Extracted records:
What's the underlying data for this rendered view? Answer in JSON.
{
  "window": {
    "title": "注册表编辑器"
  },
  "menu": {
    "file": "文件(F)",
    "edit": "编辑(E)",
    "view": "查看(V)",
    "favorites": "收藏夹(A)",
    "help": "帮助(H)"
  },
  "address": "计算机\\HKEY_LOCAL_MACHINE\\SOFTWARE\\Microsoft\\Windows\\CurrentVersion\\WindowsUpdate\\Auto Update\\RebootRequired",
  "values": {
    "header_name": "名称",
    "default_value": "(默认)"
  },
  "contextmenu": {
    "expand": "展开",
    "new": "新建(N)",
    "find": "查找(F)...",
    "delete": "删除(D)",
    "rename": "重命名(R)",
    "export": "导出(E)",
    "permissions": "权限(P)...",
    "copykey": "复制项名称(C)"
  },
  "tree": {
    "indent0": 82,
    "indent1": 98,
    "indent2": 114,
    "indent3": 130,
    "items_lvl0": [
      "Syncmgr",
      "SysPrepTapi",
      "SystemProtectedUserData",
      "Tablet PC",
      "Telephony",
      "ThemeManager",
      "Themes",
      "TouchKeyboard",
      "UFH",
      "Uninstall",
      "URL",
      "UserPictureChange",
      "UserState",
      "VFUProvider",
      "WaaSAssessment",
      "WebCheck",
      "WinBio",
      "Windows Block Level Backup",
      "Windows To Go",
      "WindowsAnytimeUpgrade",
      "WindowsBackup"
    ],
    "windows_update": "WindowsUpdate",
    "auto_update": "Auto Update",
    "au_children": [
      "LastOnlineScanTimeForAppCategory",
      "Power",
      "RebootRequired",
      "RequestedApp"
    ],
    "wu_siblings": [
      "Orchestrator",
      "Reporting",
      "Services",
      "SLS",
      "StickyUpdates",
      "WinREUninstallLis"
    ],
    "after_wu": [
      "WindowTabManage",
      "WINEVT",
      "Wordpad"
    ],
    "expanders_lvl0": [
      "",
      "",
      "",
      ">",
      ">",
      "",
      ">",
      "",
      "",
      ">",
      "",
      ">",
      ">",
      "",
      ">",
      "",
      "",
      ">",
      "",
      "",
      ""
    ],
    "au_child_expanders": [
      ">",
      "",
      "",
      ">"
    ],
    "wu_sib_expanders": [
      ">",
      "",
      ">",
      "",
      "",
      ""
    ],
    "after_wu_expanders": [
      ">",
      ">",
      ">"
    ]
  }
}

WHAT YOU HAVE TO DO |
Search the data for "Auto". Copy every line that has it.

OUTPUT |
  "address": "计算机\\HKEY_LOCAL_MACHINE\\SOFTWARE\\Microsoft\\Windows\\CurrentVersion\\WindowsUpdate\\Auto Update\\RebootRequired",
    "auto_update": "Auto Update",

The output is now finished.